══ TASK DATA
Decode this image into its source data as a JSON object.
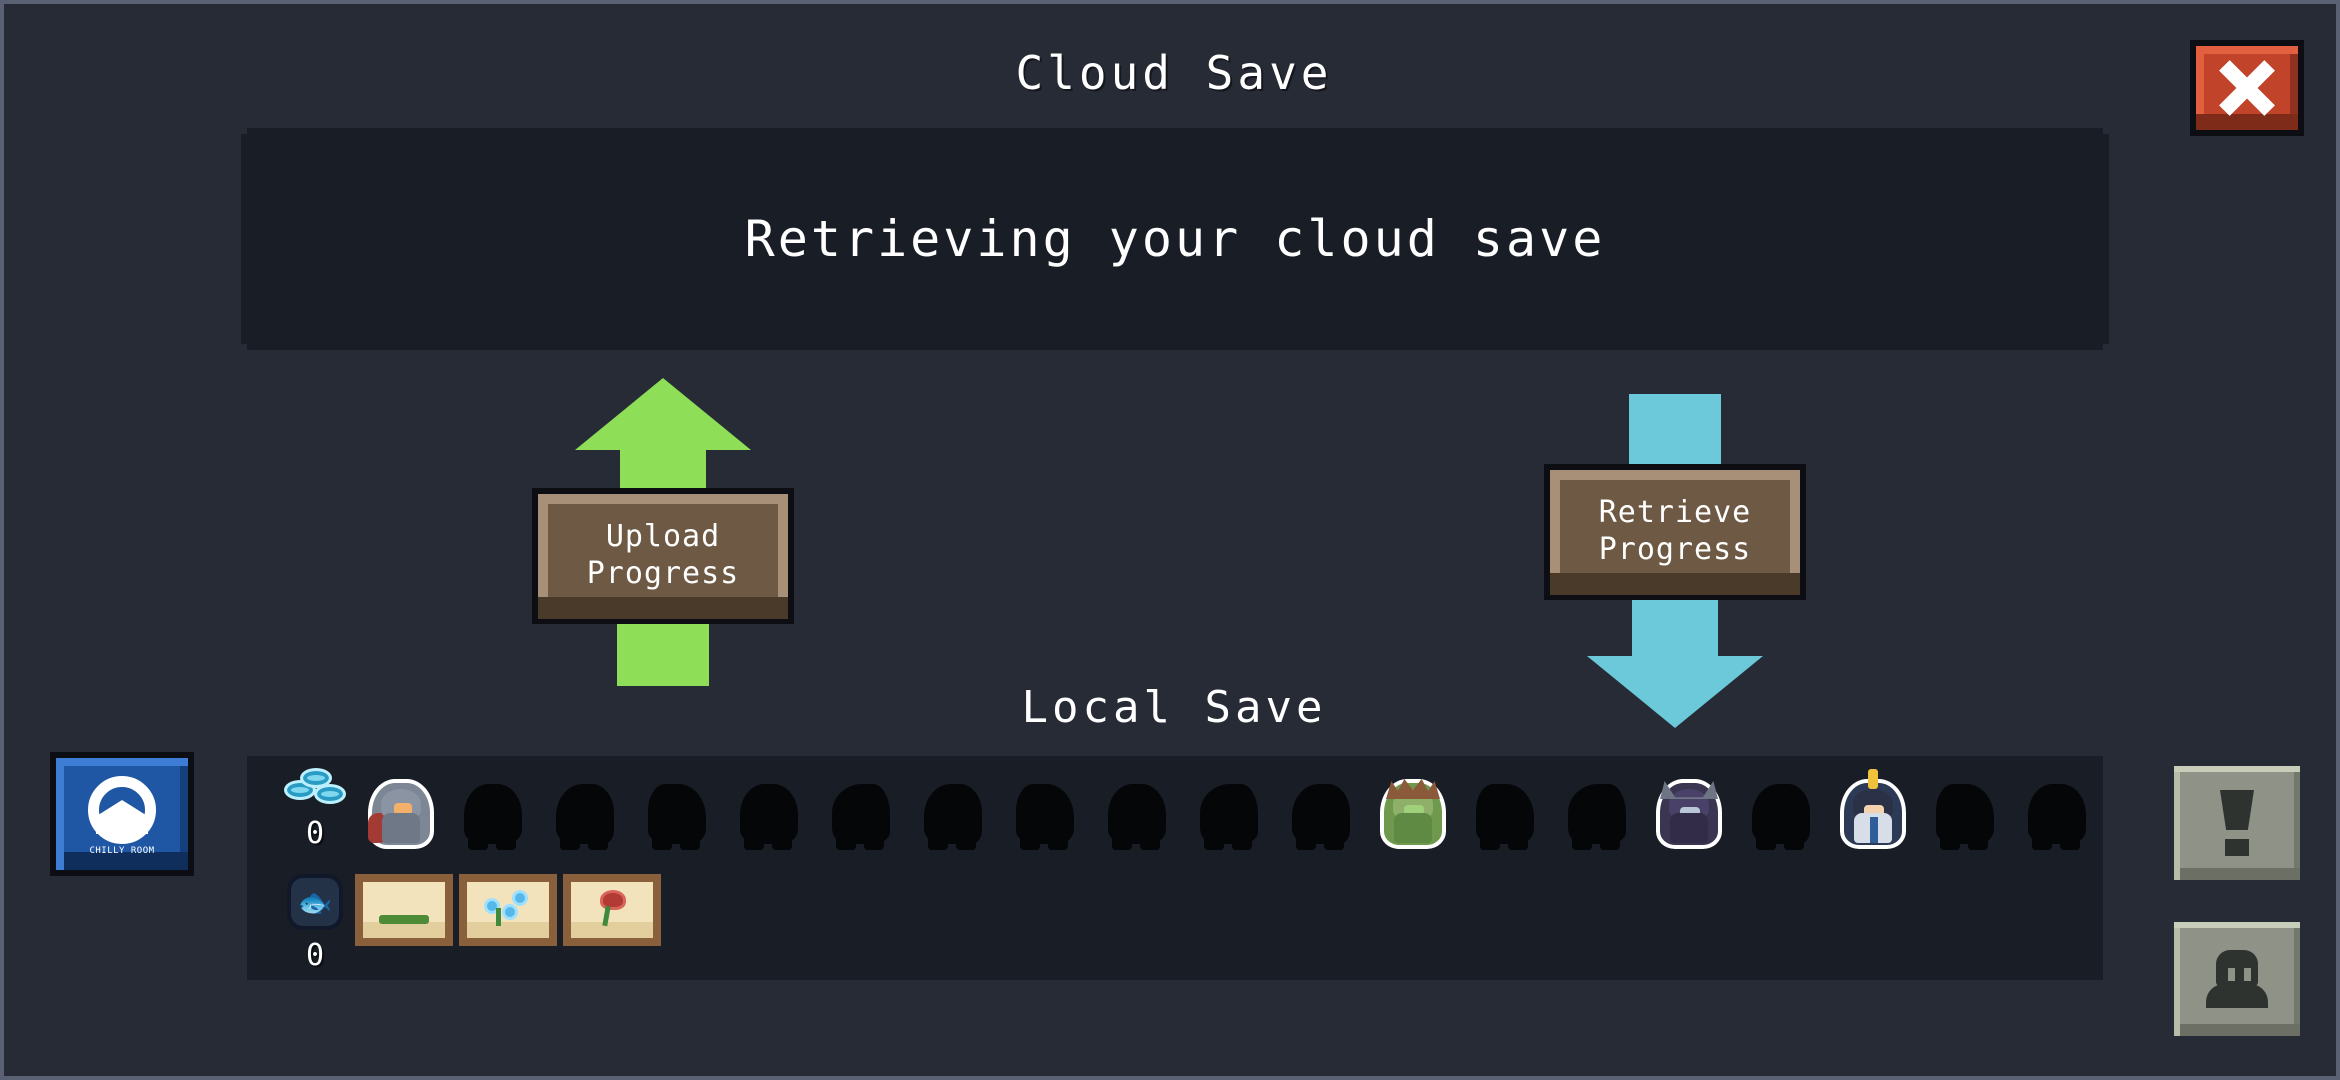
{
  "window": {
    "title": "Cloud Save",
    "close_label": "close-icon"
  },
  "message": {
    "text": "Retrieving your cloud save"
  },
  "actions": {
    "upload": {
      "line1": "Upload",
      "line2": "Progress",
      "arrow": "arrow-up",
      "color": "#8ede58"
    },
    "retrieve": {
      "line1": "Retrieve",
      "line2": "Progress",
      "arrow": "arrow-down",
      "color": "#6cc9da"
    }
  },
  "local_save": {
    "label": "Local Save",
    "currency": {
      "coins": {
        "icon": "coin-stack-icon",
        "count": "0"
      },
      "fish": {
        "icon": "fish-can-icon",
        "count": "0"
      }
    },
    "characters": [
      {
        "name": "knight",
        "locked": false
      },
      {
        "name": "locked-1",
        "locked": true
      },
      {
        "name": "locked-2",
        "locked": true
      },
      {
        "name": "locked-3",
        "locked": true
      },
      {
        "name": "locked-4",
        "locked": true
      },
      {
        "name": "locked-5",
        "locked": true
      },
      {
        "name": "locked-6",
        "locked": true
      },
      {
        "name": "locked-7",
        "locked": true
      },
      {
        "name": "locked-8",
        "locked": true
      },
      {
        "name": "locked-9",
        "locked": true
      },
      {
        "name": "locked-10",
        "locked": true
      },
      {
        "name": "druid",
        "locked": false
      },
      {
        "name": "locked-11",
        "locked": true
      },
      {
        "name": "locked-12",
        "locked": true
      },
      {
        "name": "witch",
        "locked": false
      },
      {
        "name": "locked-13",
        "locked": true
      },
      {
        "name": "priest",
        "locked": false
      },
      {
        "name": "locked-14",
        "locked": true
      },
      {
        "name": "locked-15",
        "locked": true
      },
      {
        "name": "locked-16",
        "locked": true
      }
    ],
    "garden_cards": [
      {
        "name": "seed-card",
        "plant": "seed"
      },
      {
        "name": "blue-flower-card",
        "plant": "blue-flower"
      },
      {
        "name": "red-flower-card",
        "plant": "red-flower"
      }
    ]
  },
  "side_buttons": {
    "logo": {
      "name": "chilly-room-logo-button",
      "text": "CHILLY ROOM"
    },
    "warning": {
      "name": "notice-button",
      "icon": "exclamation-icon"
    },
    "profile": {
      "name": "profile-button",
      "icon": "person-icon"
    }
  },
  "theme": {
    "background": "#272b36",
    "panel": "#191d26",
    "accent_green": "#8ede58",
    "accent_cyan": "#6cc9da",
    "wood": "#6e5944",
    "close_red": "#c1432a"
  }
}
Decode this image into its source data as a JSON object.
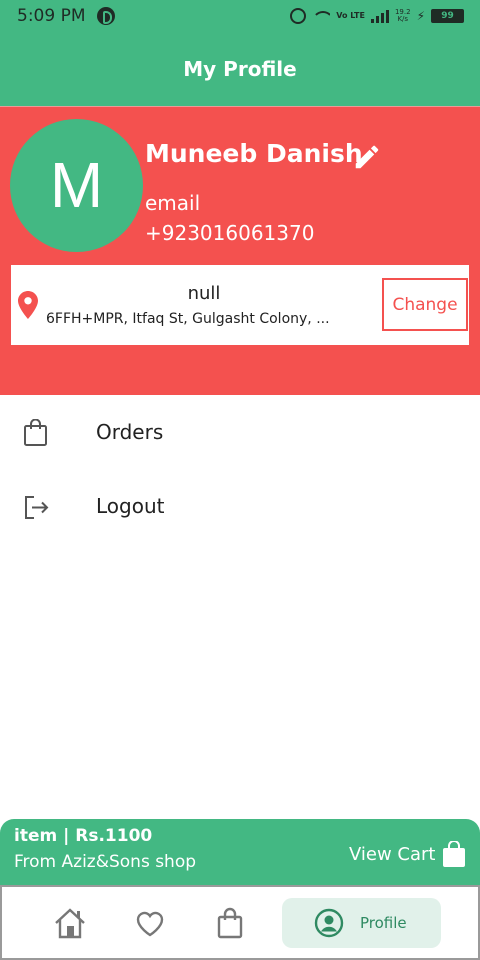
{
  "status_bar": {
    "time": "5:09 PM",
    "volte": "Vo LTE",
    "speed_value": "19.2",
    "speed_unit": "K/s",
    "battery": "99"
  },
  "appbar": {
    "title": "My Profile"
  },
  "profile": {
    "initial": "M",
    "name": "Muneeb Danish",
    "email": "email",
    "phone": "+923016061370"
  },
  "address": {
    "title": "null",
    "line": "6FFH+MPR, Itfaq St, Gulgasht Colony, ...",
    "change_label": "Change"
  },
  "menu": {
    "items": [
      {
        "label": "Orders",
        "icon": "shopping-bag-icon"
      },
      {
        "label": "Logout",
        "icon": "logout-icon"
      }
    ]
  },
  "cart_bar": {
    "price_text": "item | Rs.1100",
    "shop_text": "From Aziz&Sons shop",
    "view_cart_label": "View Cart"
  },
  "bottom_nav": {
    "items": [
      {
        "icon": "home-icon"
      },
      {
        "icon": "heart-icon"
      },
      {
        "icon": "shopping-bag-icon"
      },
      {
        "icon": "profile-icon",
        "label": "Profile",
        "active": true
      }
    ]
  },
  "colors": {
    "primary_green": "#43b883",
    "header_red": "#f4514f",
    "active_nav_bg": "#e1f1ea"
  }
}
════
→ TASK INSTRUCTIONS: Write out every line of the preceding listing that contains "flower".

→ SOLUTION TO THE PROBLEM:
        "name": "blue-flower-card",
        "plant": "blue-flower"
        "name": "red-flower-card",
        "plant": "red-flower"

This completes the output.